START Record excerpts
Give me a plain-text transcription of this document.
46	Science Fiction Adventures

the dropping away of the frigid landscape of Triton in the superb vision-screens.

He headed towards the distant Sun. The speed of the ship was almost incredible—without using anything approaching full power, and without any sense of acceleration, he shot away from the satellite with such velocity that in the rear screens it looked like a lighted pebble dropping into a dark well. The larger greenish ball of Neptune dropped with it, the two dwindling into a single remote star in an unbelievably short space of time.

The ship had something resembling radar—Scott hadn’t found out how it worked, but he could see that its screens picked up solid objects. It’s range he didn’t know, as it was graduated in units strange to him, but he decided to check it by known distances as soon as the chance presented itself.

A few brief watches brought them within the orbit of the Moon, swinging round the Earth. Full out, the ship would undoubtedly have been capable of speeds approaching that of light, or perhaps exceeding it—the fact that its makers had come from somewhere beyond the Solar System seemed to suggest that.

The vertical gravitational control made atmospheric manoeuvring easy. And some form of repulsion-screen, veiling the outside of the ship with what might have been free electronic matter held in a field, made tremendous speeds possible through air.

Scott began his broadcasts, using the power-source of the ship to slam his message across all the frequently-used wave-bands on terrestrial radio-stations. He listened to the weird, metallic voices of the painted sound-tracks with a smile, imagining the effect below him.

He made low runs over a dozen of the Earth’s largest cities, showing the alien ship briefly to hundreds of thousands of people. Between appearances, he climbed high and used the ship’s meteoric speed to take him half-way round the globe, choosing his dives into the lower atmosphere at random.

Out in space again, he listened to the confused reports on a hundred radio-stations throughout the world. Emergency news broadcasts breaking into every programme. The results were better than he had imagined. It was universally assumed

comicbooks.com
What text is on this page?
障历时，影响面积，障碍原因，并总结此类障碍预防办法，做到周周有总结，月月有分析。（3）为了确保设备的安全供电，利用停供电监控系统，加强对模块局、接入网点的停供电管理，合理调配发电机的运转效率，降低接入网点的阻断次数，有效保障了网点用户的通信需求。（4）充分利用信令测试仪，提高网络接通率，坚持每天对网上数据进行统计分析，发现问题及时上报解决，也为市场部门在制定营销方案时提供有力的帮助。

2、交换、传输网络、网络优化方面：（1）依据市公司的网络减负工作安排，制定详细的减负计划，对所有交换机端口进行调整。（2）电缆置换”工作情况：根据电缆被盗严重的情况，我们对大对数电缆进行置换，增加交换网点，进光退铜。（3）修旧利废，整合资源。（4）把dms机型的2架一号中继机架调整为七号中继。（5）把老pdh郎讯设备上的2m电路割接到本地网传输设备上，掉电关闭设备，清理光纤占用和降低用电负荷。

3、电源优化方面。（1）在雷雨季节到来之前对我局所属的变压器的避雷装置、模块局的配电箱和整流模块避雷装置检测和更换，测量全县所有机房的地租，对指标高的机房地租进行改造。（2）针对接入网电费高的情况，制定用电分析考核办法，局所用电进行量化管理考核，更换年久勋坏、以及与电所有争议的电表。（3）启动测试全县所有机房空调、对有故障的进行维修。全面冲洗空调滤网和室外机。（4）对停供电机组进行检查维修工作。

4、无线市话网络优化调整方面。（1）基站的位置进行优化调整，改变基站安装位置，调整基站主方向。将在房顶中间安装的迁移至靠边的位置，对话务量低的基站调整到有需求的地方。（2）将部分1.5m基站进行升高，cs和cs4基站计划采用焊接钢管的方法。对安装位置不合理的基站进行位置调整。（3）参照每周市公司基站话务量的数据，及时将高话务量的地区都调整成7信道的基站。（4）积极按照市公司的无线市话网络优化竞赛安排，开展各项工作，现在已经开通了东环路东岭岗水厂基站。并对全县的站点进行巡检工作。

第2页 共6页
END Record excerpts
### What you need to do
Count every line of the records that holds the string "this". Write only the total.

### Written answer
2